● **Record list**:
════

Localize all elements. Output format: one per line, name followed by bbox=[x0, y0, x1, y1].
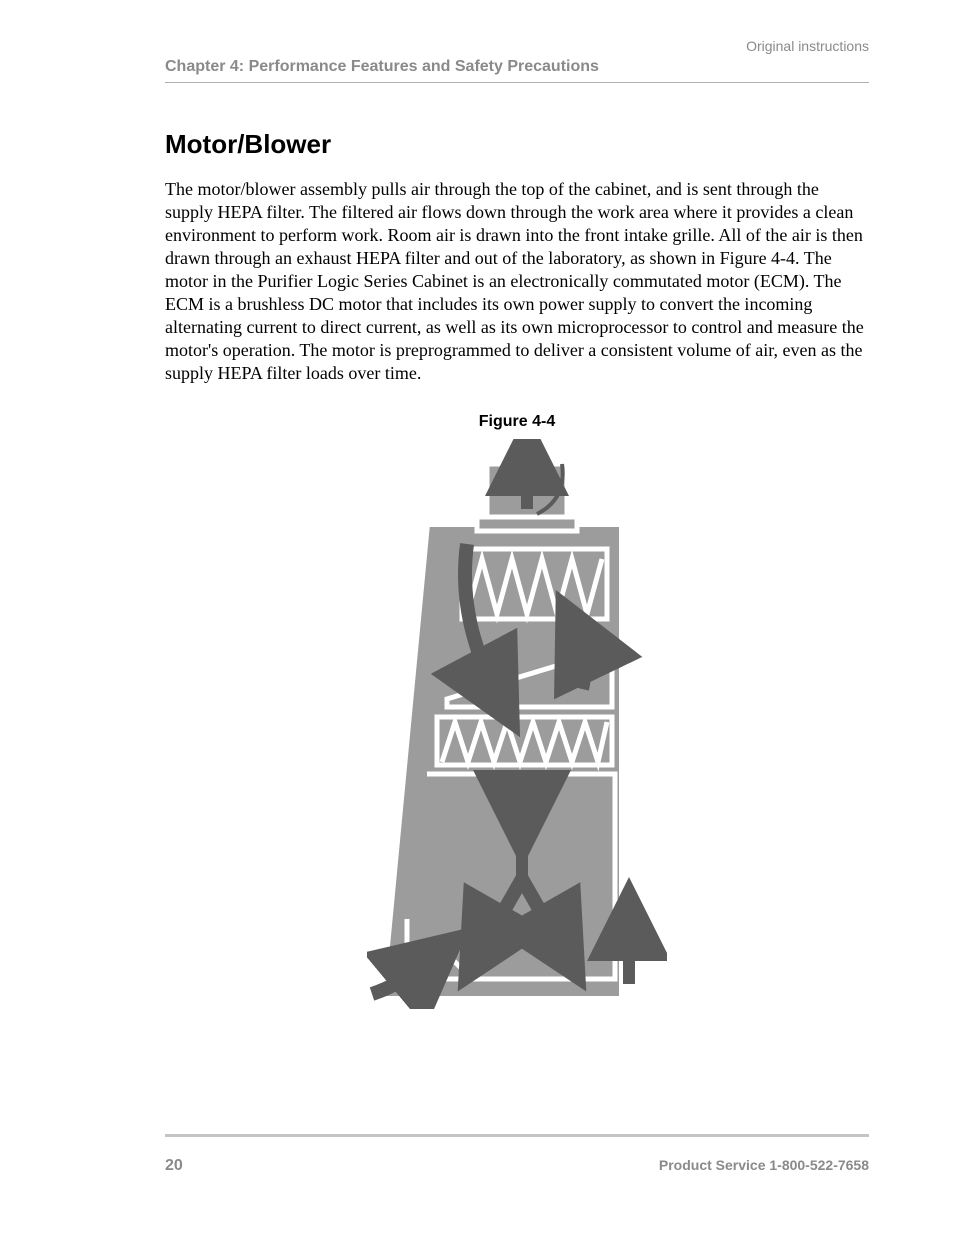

════

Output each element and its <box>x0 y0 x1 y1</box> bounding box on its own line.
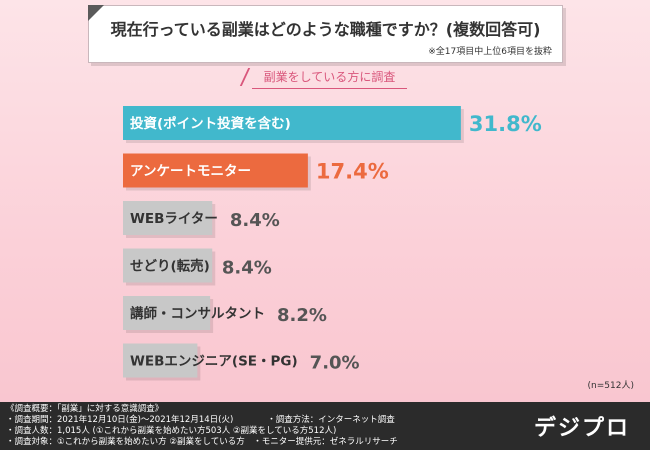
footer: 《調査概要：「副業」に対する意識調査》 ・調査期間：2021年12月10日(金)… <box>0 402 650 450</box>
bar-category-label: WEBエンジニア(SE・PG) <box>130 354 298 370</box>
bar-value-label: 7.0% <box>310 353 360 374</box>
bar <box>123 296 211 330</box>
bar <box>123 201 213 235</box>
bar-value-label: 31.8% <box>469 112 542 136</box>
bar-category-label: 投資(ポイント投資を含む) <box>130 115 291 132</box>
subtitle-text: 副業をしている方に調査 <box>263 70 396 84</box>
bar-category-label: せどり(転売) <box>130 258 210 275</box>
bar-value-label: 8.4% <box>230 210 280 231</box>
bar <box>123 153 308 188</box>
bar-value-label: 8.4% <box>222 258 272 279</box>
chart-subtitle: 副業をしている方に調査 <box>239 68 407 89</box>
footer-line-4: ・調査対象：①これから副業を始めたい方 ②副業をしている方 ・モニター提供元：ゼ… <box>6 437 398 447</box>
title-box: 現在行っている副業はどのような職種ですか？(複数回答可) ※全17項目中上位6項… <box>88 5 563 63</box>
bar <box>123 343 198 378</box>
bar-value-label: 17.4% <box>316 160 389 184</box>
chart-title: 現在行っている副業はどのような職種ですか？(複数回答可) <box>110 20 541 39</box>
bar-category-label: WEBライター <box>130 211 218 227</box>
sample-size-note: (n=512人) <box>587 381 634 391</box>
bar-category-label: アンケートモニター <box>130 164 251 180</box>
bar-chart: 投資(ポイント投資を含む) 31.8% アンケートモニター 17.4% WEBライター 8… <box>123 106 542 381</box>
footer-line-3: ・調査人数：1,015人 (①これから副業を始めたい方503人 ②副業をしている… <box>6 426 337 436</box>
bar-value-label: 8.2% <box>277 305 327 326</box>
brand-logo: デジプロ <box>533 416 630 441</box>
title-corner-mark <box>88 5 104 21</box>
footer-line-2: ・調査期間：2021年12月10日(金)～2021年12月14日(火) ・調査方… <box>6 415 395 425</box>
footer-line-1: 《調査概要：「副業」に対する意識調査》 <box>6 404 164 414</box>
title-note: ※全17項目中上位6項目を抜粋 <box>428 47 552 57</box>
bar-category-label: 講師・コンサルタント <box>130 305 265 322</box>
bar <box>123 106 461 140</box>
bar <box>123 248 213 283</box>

════

● **Stated goal**:
Copy the records word for word, starting at the line that contains "Output each element" and ending at the line that contains "bar-category-label: アンケートモニター <box>130", with both of those lines included. Leave out the pictures.

● **Exercise result**:
Output each element and its <box>x0 y0 x1 y1</box> bounding box on its own line.
footer: 《調査概要：「副業」に対する意識調査》 ・調査期間：2021年12月10日(金)… <box>0 402 650 450</box>
bar-category-label: WEBエンジニア(SE・PG) <box>130 354 298 370</box>
bar-value-label: 7.0% <box>310 353 360 374</box>
bar <box>123 296 211 330</box>
bar <box>123 201 213 235</box>
bar-value-label: 31.8% <box>469 112 542 136</box>
bar-category-label: 投資(ポイント投資を含む) <box>130 115 291 132</box>
subtitle-text: 副業をしている方に調査 <box>263 70 396 84</box>
bar-category-label: せどり(転売) <box>130 258 210 275</box>
bar-value-label: 8.4% <box>230 210 280 231</box>
bar <box>123 153 308 188</box>
bar-value-label: 8.4% <box>222 258 272 279</box>
chart-subtitle: 副業をしている方に調査 <box>239 68 407 89</box>
footer-line-4: ・調査対象：①これから副業を始めたい方 ②副業をしている方 ・モニター提供元：ゼ… <box>6 437 398 447</box>
title-box: 現在行っている副業はどのような職種ですか？(複数回答可) ※全17項目中上位6項… <box>88 5 563 63</box>
bar <box>123 343 198 378</box>
bar-value-label: 17.4% <box>316 160 389 184</box>
chart-title: 現在行っている副業はどのような職種ですか？(複数回答可) <box>110 20 541 39</box>
bar-category-label: WEBライター <box>130 211 218 227</box>
sample-size-note: (n=512人) <box>587 381 634 391</box>
bar-category-label: アンケートモニター <box>130 164 251 180</box>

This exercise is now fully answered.